**Written instruction:**
Print all the entries verbatim.

**Data extract:**
++++++

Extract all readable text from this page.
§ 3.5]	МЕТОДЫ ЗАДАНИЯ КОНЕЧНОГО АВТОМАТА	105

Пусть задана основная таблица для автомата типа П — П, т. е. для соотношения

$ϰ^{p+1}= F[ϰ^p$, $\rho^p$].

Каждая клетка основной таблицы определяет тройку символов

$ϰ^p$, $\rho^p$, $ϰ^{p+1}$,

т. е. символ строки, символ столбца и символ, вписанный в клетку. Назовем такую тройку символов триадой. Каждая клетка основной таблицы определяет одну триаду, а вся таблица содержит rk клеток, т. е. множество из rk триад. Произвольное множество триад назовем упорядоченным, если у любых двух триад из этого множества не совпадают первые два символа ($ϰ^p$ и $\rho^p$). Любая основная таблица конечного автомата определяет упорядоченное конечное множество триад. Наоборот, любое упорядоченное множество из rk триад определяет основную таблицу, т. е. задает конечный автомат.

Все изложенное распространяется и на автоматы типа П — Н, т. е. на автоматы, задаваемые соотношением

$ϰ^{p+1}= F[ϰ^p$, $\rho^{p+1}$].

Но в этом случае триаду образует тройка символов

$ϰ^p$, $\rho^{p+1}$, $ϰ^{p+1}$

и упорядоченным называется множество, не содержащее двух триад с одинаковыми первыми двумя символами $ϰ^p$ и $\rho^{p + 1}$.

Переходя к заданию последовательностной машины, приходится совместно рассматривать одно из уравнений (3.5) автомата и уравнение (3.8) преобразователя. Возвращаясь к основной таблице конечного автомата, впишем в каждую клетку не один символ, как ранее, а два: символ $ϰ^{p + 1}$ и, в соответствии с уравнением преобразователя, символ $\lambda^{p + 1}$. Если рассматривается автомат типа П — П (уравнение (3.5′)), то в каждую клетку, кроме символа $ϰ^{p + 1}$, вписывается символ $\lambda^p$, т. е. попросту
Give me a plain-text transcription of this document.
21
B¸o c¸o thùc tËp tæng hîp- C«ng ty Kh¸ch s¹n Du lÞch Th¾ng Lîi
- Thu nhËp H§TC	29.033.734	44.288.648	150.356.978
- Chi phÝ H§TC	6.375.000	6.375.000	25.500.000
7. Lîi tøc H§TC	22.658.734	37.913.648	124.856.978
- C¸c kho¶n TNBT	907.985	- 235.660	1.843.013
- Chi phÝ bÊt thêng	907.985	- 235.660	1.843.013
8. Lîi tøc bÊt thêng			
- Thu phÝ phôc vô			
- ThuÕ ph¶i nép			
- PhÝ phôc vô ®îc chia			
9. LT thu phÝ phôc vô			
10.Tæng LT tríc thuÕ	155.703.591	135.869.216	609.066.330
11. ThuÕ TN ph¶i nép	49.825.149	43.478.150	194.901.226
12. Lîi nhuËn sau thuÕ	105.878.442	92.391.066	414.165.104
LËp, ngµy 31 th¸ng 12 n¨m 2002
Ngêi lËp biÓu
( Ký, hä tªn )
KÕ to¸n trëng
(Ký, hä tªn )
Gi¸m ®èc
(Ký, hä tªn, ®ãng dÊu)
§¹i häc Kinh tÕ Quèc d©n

++++++

**Complete response:**
Extract all readable text from this page.
§ 3.5]	МЕТОДЫ ЗАДАНИЯ КОНЕЧНОГО АВТОМАТА	105

Пусть задана основная таблица для автомата типа П — П, т. е. для соотношения

$ϰ^{p+1}= F[ϰ^p$, $\rho^p$].

Каждая клетка основной таблицы определяет тройку символов

$ϰ^p$, $\rho^p$, $ϰ^{p+1}$,

т. е. символ строки, символ столбца и символ, вписанный в клетку. Назовем такую тройку символов триадой. Каждая клетка основной таблицы определяет одну триаду, а вся таблица содержит rk клеток, т. е. множество из rk триад. Произвольное множество триад назовем упорядоченным, если у любых двух триад из этого множества не совпадают первые два символа ($ϰ^p$ и $\rho^p$). Любая основная таблица конечного автомата определяет упорядоченное конечное множество триад. Наоборот, любое упорядоченное множество из rk триад определяет основную таблицу, т. е. задает конечный автомат.

Все изложенное распространяется и на автоматы типа П — Н, т. е. на автоматы, задаваемые соотношением

$ϰ^{p+1}= F[ϰ^p$, $\rho^{p+1}$].

Но в этом случае триаду образует тройка символов

$ϰ^p$, $\rho^{p+1}$, $ϰ^{p+1}$

и упорядоченным называется множество, не содержащее двух триад с одинаковыми первыми двумя символами $ϰ^p$ и $\rho^{p + 1}$.

Переходя к заданию последовательностной машины, приходится совместно рассматривать одно из уравнений (3.5) автомата и уравнение (3.8) преобразователя. Возвращаясь к основной таблице конечного автомата, впишем в каждую клетку не один символ, как ранее, а два: символ $ϰ^{p + 1}$ и, в соответствии с уравнением преобразователя, символ $\lambda^{p + 1}$. Если рассматривается автомат типа П — П (уравнение (3.5′)), то в каждую клетку, кроме символа $ϰ^{p + 1}$, вписывается символ $\lambda^p$, т. е. попросту
Give me a plain-text transcription of this document.
21
B¸o c¸o thùc tËp tæng hîp- C«ng ty Kh¸ch s¹n Du lÞch Th¾ng Lîi
- Thu nhËp H§TC	29.033.734	44.288.648	150.356.978
- Chi phÝ H§TC	6.375.000	6.375.000	25.500.000
7. Lîi tøc H§TC	22.658.734	37.913.648	124.856.978
- C¸c kho¶n TNBT	907.985	- 235.660	1.843.013
- Chi phÝ bÊt thêng	907.985	- 235.660	1.843.013
8. Lîi tøc bÊt thêng			
- Thu phÝ phôc vô			
- ThuÕ ph¶i nép			
- PhÝ phôc vô ®îc chia			
9. LT thu phÝ phôc vô			
10.Tæng LT tríc thuÕ	155.703.591	135.869.216	609.066.330
11. ThuÕ TN ph¶i nép	49.825.149	43.478.150	194.901.226
12. Lîi nhuËn sau thuÕ	105.878.442	92.391.066	414.165.104
LËp, ngµy 31 th¸ng 12 n¨m 2002
Ngêi lËp biÓu
( Ký, hä tªn )
KÕ to¸n trëng
(Ký, hä tªn )
Gi¸m ®èc
(Ký, hä tªn, ®ãng dÊu)
§¹i häc Kinh tÕ Quèc d©n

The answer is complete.